TO DO: Identify every line containing the word "color" and reproduce each one.
********
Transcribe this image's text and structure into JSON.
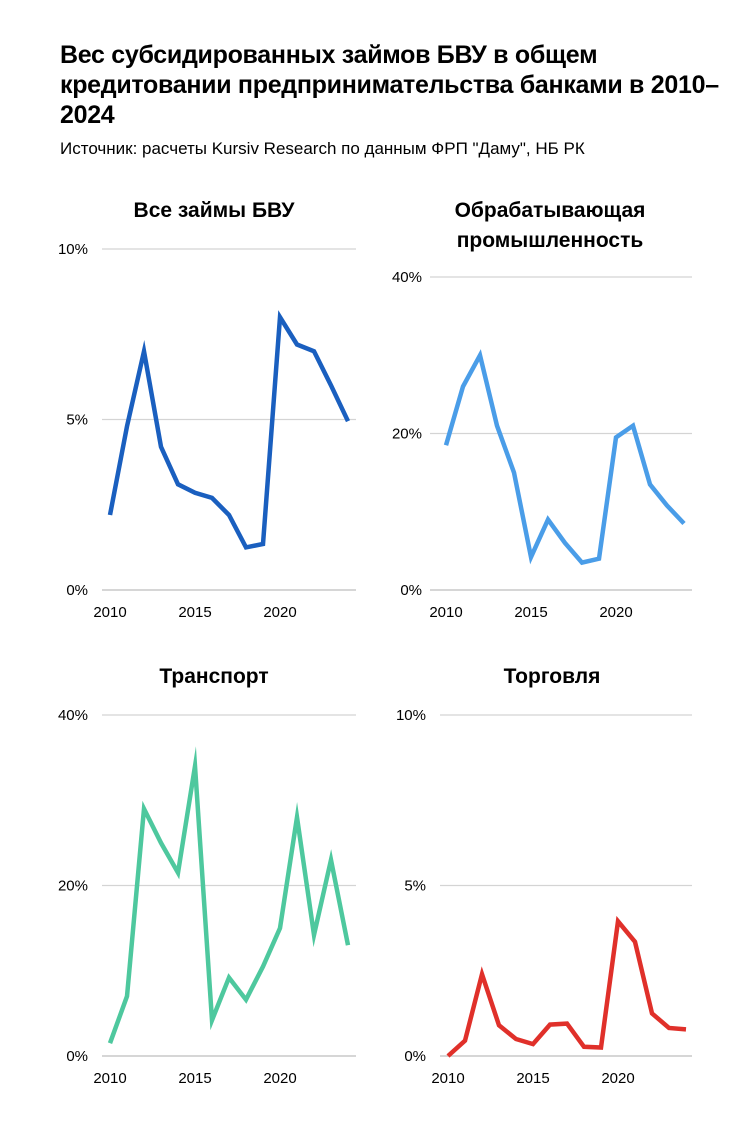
{
  "title": "Вес субсидированных займов БВУ в общем кредитовании предпринимательства банками в 2010–2024",
  "source": "Источник: расчеты Kursiv Research по данным ФРП \"Даму\", НБ РК",
  "chart_data": [
    {
      "type": "line",
      "title": "Все займы БВУ",
      "color": "#1a5fbf",
      "x": [
        2010,
        2011,
        2012,
        2013,
        2014,
        2015,
        2016,
        2017,
        2018,
        2019,
        2020,
        2021,
        2022,
        2023,
        2024
      ],
      "values": [
        2.2,
        4.8,
        7.0,
        4.2,
        3.1,
        2.85,
        2.7,
        2.2,
        1.25,
        1.35,
        8.0,
        7.2,
        7.0,
        6.0,
        4.95
      ],
      "ylim": [
        0,
        10
      ],
      "y_ticks": [
        "0%",
        "5%",
        "10%"
      ],
      "x_ticks": [
        "2010",
        "2015",
        "2020"
      ],
      "grid": true
    },
    {
      "type": "line",
      "title": "Обрабатывающая промышленность",
      "color": "#4a9de8",
      "x": [
        2010,
        2011,
        2012,
        2013,
        2014,
        2015,
        2016,
        2017,
        2018,
        2019,
        2020,
        2021,
        2022,
        2023,
        2024
      ],
      "values": [
        18.5,
        26,
        30,
        21,
        15,
        4.2,
        9,
        6,
        3.5,
        4,
        19.5,
        21,
        13.5,
        10.8,
        8.5
      ],
      "ylim": [
        0,
        40
      ],
      "y_ticks": [
        "0%",
        "20%",
        "40%"
      ],
      "x_ticks": [
        "2010",
        "2015",
        "2020"
      ],
      "grid": true
    },
    {
      "type": "line",
      "title": "Транспорт",
      "color": "#4ec89e",
      "x": [
        2010,
        2011,
        2012,
        2013,
        2014,
        2015,
        2016,
        2017,
        2018,
        2019,
        2020,
        2021,
        2022,
        2023,
        2024
      ],
      "values": [
        1.5,
        7,
        29,
        25,
        21.5,
        34,
        4.2,
        9.2,
        6.6,
        10.5,
        15,
        28,
        14.2,
        23,
        13
      ],
      "ylim": [
        0,
        40
      ],
      "y_ticks": [
        "0%",
        "20%",
        "40%"
      ],
      "x_ticks": [
        "2010",
        "2015",
        "2020"
      ],
      "grid": true
    },
    {
      "type": "line",
      "title": "Торговля",
      "color": "#e0302a",
      "x": [
        2010,
        2011,
        2012,
        2013,
        2014,
        2015,
        2016,
        2017,
        2018,
        2019,
        2020,
        2021,
        2022,
        2023,
        2024
      ],
      "values": [
        0.0,
        0.45,
        2.4,
        0.9,
        0.5,
        0.35,
        0.92,
        0.95,
        0.27,
        0.25,
        3.95,
        3.35,
        1.25,
        0.82,
        0.78
      ],
      "ylim": [
        0,
        10
      ],
      "y_ticks": [
        "0%",
        "5%",
        "10%"
      ],
      "x_ticks": [
        "2010",
        "2015",
        "2020"
      ],
      "grid": true
    }
  ]
}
********
RESPONSE FOR THIS EXERCISE:
      "color": "#1a5fbf",
      "color": "#4a9de8",
      "color": "#4ec89e",
      "color": "#e0302a",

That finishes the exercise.